"""
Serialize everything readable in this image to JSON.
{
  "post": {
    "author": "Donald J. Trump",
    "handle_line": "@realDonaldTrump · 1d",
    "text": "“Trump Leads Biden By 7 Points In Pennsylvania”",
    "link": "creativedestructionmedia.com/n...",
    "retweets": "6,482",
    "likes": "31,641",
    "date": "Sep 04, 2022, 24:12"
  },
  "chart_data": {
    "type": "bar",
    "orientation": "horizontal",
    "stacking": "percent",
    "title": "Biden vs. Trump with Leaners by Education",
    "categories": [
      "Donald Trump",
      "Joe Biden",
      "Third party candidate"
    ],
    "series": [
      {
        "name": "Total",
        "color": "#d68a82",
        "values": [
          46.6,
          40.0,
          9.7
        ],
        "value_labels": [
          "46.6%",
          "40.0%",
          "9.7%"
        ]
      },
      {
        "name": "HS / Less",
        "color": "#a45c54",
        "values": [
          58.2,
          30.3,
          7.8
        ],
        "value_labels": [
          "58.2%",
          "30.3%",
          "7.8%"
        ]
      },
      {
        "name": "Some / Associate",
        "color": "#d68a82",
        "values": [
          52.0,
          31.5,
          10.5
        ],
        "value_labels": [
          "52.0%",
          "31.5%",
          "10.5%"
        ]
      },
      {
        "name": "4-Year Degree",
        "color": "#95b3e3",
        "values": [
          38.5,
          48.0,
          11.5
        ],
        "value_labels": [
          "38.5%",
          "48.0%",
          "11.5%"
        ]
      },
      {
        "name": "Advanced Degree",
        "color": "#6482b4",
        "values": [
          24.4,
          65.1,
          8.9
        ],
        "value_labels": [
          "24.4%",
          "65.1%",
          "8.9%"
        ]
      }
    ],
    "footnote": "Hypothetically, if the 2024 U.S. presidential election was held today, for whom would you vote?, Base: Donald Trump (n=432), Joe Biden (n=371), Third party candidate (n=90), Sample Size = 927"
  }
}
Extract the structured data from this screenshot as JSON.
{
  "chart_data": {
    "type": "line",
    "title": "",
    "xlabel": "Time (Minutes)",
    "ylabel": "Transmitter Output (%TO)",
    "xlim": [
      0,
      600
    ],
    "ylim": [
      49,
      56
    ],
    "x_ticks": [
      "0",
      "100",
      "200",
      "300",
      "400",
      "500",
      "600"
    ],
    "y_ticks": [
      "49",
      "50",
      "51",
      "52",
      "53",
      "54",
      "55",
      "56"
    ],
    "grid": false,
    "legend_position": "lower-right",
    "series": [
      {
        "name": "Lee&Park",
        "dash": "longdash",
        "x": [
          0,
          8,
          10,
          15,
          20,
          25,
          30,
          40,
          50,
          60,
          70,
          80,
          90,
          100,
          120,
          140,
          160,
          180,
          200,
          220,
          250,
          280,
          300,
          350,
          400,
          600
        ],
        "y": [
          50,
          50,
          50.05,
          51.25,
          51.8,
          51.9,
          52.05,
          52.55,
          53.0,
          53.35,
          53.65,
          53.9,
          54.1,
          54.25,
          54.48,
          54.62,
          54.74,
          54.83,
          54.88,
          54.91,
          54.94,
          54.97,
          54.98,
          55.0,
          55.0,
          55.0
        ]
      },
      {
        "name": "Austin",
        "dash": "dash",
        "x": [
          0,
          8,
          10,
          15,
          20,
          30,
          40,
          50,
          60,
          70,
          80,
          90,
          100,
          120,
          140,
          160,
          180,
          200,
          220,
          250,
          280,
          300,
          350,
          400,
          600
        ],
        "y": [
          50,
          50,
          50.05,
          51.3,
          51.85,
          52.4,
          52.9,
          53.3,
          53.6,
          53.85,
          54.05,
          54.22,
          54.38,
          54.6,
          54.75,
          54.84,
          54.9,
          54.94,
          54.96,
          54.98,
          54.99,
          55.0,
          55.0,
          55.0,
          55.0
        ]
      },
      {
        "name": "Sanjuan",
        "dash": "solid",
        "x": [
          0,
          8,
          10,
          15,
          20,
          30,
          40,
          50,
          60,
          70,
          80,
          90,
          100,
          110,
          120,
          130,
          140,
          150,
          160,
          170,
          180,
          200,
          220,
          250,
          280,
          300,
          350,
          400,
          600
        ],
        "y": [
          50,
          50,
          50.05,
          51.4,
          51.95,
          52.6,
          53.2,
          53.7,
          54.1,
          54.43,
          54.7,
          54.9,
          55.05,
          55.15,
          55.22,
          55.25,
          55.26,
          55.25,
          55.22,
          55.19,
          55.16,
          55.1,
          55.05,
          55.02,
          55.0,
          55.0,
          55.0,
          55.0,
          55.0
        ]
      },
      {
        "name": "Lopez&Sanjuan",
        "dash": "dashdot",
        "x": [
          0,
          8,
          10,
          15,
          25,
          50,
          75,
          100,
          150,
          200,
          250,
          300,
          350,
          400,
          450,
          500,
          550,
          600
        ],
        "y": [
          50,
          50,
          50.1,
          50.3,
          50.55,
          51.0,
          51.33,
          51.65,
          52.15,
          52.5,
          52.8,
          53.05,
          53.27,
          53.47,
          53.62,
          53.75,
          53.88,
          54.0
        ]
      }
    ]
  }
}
"""
■ Problem details: Restate the records, all of them, precisely as written.

■ Response to this task:
Serialize everything readable in this image to JSON.
{
  "post": {
    "author": "Donald J. Trump",
    "handle_line": "@realDonaldTrump · 1d",
    "text": "“Trump Leads Biden By 7 Points In Pennsylvania”",
    "link": "creativedestructionmedia.com/n...",
    "retweets": "6,482",
    "likes": "31,641",
    "date": "Sep 04, 2022, 24:12"
  },
  "chart_data": {
    "type": "bar",
    "orientation": "horizontal",
    "stacking": "percent",
    "title": "Biden vs. Trump with Leaners by Education",
    "categories": [
      "Donald Trump",
      "Joe Biden",
      "Third party candidate"
    ],
    "series": [
      {
        "name": "Total",
        "color": "#d68a82",
        "values": [
          46.6,
          40.0,
          9.7
        ],
        "value_labels": [
          "46.6%",
          "40.0%",
          "9.7%"
        ]
      },
      {
        "name": "HS / Less",
        "color": "#a45c54",
        "values": [
          58.2,
          30.3,
          7.8
        ],
        "value_labels": [
          "58.2%",
          "30.3%",
          "7.8%"
        ]
      },
      {
        "name": "Some / Associate",
        "color": "#d68a82",
        "values": [
          52.0,
          31.5,
          10.5
        ],
        "value_labels": [
          "52.0%",
          "31.5%",
          "10.5%"
        ]
      },
      {
        "name": "4-Year Degree",
        "color": "#95b3e3",
        "values": [
          38.5,
          48.0,
          11.5
        ],
        "value_labels": [
          "38.5%",
          "48.0%",
          "11.5%"
        ]
      },
      {
        "name": "Advanced Degree",
        "color": "#6482b4",
        "values": [
          24.4,
          65.1,
          8.9
        ],
        "value_labels": [
          "24.4%",
          "65.1%",
          "8.9%"
        ]
      }
    ],
    "footnote": "Hypothetically, if the 2024 U.S. presidential election was held today, for whom would you vote?, Base: Donald Trump (n=432), Joe Biden (n=371), Third party candidate (n=90), Sample Size = 927"
  }
}
Extract the structured data from this screenshot as JSON.
{
  "chart_data": {
    "type": "line",
    "title": "",
    "xlabel": "Time (Minutes)",
    "ylabel": "Transmitter Output (%TO)",
    "xlim": [
      0,
      600
    ],
    "ylim": [
      49,
      56
    ],
    "x_ticks": [
      "0",
      "100",
      "200",
      "300",
      "400",
      "500",
      "600"
    ],
    "y_ticks": [
      "49",
      "50",
      "51",
      "52",
      "53",
      "54",
      "55",
      "56"
    ],
    "grid": false,
    "legend_position": "lower-right",
    "series": [
      {
        "name": "Lee&Park",
        "dash": "longdash",
        "x": [
          0,
          8,
          10,
          15,
          20,
          25,
          30,
          40,
          50,
          60,
          70,
          80,
          90,
          100,
          120,
          140,
          160,
          180,
          200,
          220,
          250,
          280,
          300,
          350,
          400,
          600
        ],
        "y": [
          50,
          50,
          50.05,
          51.25,
          51.8,
          51.9,
          52.05,
          52.55,
          53.0,
          53.35,
          53.65,
          53.9,
          54.1,
          54.25,
          54.48,
          54.62,
          54.74,
          54.83,
          54.88,
          54.91,
          54.94,
          54.97,
          54.98,
          55.0,
          55.0,
          55.0
        ]
      },
      {
        "name": "Austin",
        "dash": "dash",
        "x": [
          0,
          8,
          10,
          15,
          20,
          30,
          40,
          50,
          60,
          70,
          80,
          90,
          100,
          120,
          140,
          160,
          180,
          200,
          220,
          250,
          280,
          300,
          350,
          400,
          600
        ],
        "y": [
          50,
          50,
          50.05,
          51.3,
          51.85,
          52.4,
          52.9,
          53.3,
          53.6,
          53.85,
          54.05,
          54.22,
          54.38,
          54.6,
          54.75,
          54.84,
          54.9,
          54.94,
          54.96,
          54.98,
          54.99,
          55.0,
          55.0,
          55.0,
          55.0
        ]
      },
      {
        "name": "Sanjuan",
        "dash": "solid",
        "x": [
          0,
          8,
          10,
          15,
          20,
          30,
          40,
          50,
          60,
          70,
          80,
          90,
          100,
          110,
          120,
          130,
          140,
          150,
          160,
          170,
          180,
          200,
          220,
          250,
          280,
          300,
          350,
          400,
          600
        ],
        "y": [
          50,
          50,
          50.05,
          51.4,
          51.95,
          52.6,
          53.2,
          53.7,
          54.1,
          54.43,
          54.7,
          54.9,
          55.05,
          55.15,
          55.22,
          55.25,
          55.26,
          55.25,
          55.22,
          55.19,
          55.16,
          55.1,
          55.05,
          55.02,
          55.0,
          55.0,
          55.0,
          55.0,
          55.0
        ]
      },
      {
        "name": "Lopez&Sanjuan",
        "dash": "dashdot",
        "x": [
          0,
          8,
          10,
          15,
          25,
          50,
          75,
          100,
          150,
          200,
          250,
          300,
          350,
          400,
          450,
          500,
          550,
          600
        ],
        "y": [
          50,
          50,
          50.1,
          50.3,
          50.55,
          51.0,
          51.33,
          51.65,
          52.15,
          52.5,
          52.8,
          53.05,
          53.27,
          53.47,
          53.62,
          53.75,
          53.88,
          54.0
        ]
      }
    ]
  }
}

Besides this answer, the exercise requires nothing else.